§ WORK TO COMPLETE
Make an exact copy of the entries below with the pictures removed.

§ PROVIDED MATERIAL

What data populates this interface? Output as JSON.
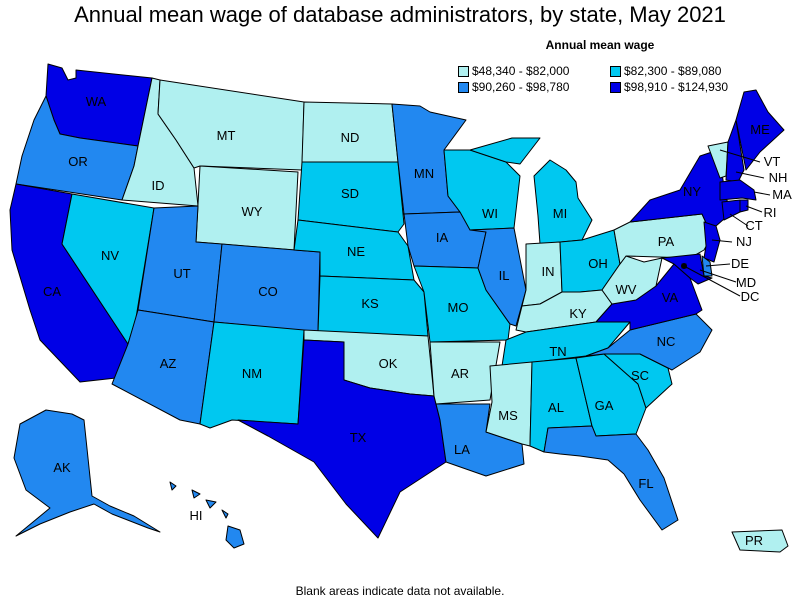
{
  "title": "Annual mean wage of database administrators, by state, May 2021",
  "legend": {
    "title": "Annual mean wage",
    "items": [
      {
        "label": "$48,340 - $82,000",
        "color": "#b0f0f0"
      },
      {
        "label": "$82,300 - $89,080",
        "color": "#00c8f0"
      },
      {
        "label": "$90,260 - $98,780",
        "color": "#2288f0"
      },
      {
        "label": "$98,910 - $124,930",
        "color": "#0000e6"
      }
    ]
  },
  "footnote": "Blank areas indicate data not available.",
  "states": [
    {
      "abbr": "WA",
      "tier": 3
    },
    {
      "abbr": "OR",
      "tier": 2
    },
    {
      "abbr": "CA",
      "tier": 3
    },
    {
      "abbr": "ID",
      "tier": 0
    },
    {
      "abbr": "NV",
      "tier": 1
    },
    {
      "abbr": "MT",
      "tier": 0
    },
    {
      "abbr": "WY",
      "tier": 0
    },
    {
      "abbr": "UT",
      "tier": 2
    },
    {
      "abbr": "AZ",
      "tier": 2
    },
    {
      "abbr": "CO",
      "tier": 2
    },
    {
      "abbr": "NM",
      "tier": 1
    },
    {
      "abbr": "ND",
      "tier": 0
    },
    {
      "abbr": "SD",
      "tier": 1
    },
    {
      "abbr": "NE",
      "tier": 1
    },
    {
      "abbr": "KS",
      "tier": 1
    },
    {
      "abbr": "OK",
      "tier": 0
    },
    {
      "abbr": "TX",
      "tier": 3
    },
    {
      "abbr": "MN",
      "tier": 2
    },
    {
      "abbr": "IA",
      "tier": 2
    },
    {
      "abbr": "MO",
      "tier": 1
    },
    {
      "abbr": "AR",
      "tier": 0
    },
    {
      "abbr": "LA",
      "tier": 2
    },
    {
      "abbr": "WI",
      "tier": 1
    },
    {
      "abbr": "IL",
      "tier": 2
    },
    {
      "abbr": "MI",
      "tier": 1
    },
    {
      "abbr": "IN",
      "tier": 0
    },
    {
      "abbr": "OH",
      "tier": 1
    },
    {
      "abbr": "KY",
      "tier": 0
    },
    {
      "abbr": "TN",
      "tier": 1
    },
    {
      "abbr": "MS",
      "tier": 0
    },
    {
      "abbr": "AL",
      "tier": 1
    },
    {
      "abbr": "GA",
      "tier": 1
    },
    {
      "abbr": "FL",
      "tier": 2
    },
    {
      "abbr": "SC",
      "tier": 1
    },
    {
      "abbr": "NC",
      "tier": 2
    },
    {
      "abbr": "VA",
      "tier": 3
    },
    {
      "abbr": "WV",
      "tier": 0
    },
    {
      "abbr": "PA",
      "tier": 0
    },
    {
      "abbr": "NY",
      "tier": 3
    },
    {
      "abbr": "VT",
      "tier": 0
    },
    {
      "abbr": "NH",
      "tier": 3
    },
    {
      "abbr": "ME",
      "tier": 3
    },
    {
      "abbr": "MA",
      "tier": 3
    },
    {
      "abbr": "RI",
      "tier": 3
    },
    {
      "abbr": "CT",
      "tier": 3
    },
    {
      "abbr": "NJ",
      "tier": 3
    },
    {
      "abbr": "DE",
      "tier": 2
    },
    {
      "abbr": "MD",
      "tier": 3
    },
    {
      "abbr": "DC",
      "tier": 3
    },
    {
      "abbr": "AK",
      "tier": 2
    },
    {
      "abbr": "HI",
      "tier": 2
    },
    {
      "abbr": "PR",
      "tier": 0
    }
  ]
}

§ WRITTEN RESPONSE
What data populates this interface? Output as JSON.
{
  "title": "Annual mean wage of database administrators, by state, May 2021",
  "legend": {
    "title": "Annual mean wage",
    "items": [
      {
        "label": "$48,340 - $82,000",
        "color": "#b0f0f0"
      },
      {
        "label": "$82,300 - $89,080",
        "color": "#00c8f0"
      },
      {
        "label": "$90,260 - $98,780",
        "color": "#2288f0"
      },
      {
        "label": "$98,910 - $124,930",
        "color": "#0000e6"
      }
    ]
  },
  "footnote": "Blank areas indicate data not available.",
  "states": [
    {
      "abbr": "WA",
      "tier": 3
    },
    {
      "abbr": "OR",
      "tier": 2
    },
    {
      "abbr": "CA",
      "tier": 3
    },
    {
      "abbr": "ID",
      "tier": 0
    },
    {
      "abbr": "NV",
      "tier": 1
    },
    {
      "abbr": "MT",
      "tier": 0
    },
    {
      "abbr": "WY",
      "tier": 0
    },
    {
      "abbr": "UT",
      "tier": 2
    },
    {
      "abbr": "AZ",
      "tier": 2
    },
    {
      "abbr": "CO",
      "tier": 2
    },
    {
      "abbr": "NM",
      "tier": 1
    },
    {
      "abbr": "ND",
      "tier": 0
    },
    {
      "abbr": "SD",
      "tier": 1
    },
    {
      "abbr": "NE",
      "tier": 1
    },
    {
      "abbr": "KS",
      "tier": 1
    },
    {
      "abbr": "OK",
      "tier": 0
    },
    {
      "abbr": "TX",
      "tier": 3
    },
    {
      "abbr": "MN",
      "tier": 2
    },
    {
      "abbr": "IA",
      "tier": 2
    },
    {
      "abbr": "MO",
      "tier": 1
    },
    {
      "abbr": "AR",
      "tier": 0
    },
    {
      "abbr": "LA",
      "tier": 2
    },
    {
      "abbr": "WI",
      "tier": 1
    },
    {
      "abbr": "IL",
      "tier": 2
    },
    {
      "abbr": "MI",
      "tier": 1
    },
    {
      "abbr": "IN",
      "tier": 0
    },
    {
      "abbr": "OH",
      "tier": 1
    },
    {
      "abbr": "KY",
      "tier": 0
    },
    {
      "abbr": "TN",
      "tier": 1
    },
    {
      "abbr": "MS",
      "tier": 0
    },
    {
      "abbr": "AL",
      "tier": 1
    },
    {
      "abbr": "GA",
      "tier": 1
    },
    {
      "abbr": "FL",
      "tier": 2
    },
    {
      "abbr": "SC",
      "tier": 1
    },
    {
      "abbr": "NC",
      "tier": 2
    },
    {
      "abbr": "VA",
      "tier": 3
    },
    {
      "abbr": "WV",
      "tier": 0
    },
    {
      "abbr": "PA",
      "tier": 0
    },
    {
      "abbr": "NY",
      "tier": 3
    },
    {
      "abbr": "VT",
      "tier": 0
    },
    {
      "abbr": "NH",
      "tier": 3
    },
    {
      "abbr": "ME",
      "tier": 3
    },
    {
      "abbr": "MA",
      "tier": 3
    },
    {
      "abbr": "RI",
      "tier": 3
    },
    {
      "abbr": "CT",
      "tier": 3
    },
    {
      "abbr": "NJ",
      "tier": 3
    },
    {
      "abbr": "DE",
      "tier": 2
    },
    {
      "abbr": "MD",
      "tier": 3
    },
    {
      "abbr": "DC",
      "tier": 3
    },
    {
      "abbr": "AK",
      "tier": 2
    },
    {
      "abbr": "HI",
      "tier": 2
    },
    {
      "abbr": "PR",
      "tier": 0
    }
  ]
}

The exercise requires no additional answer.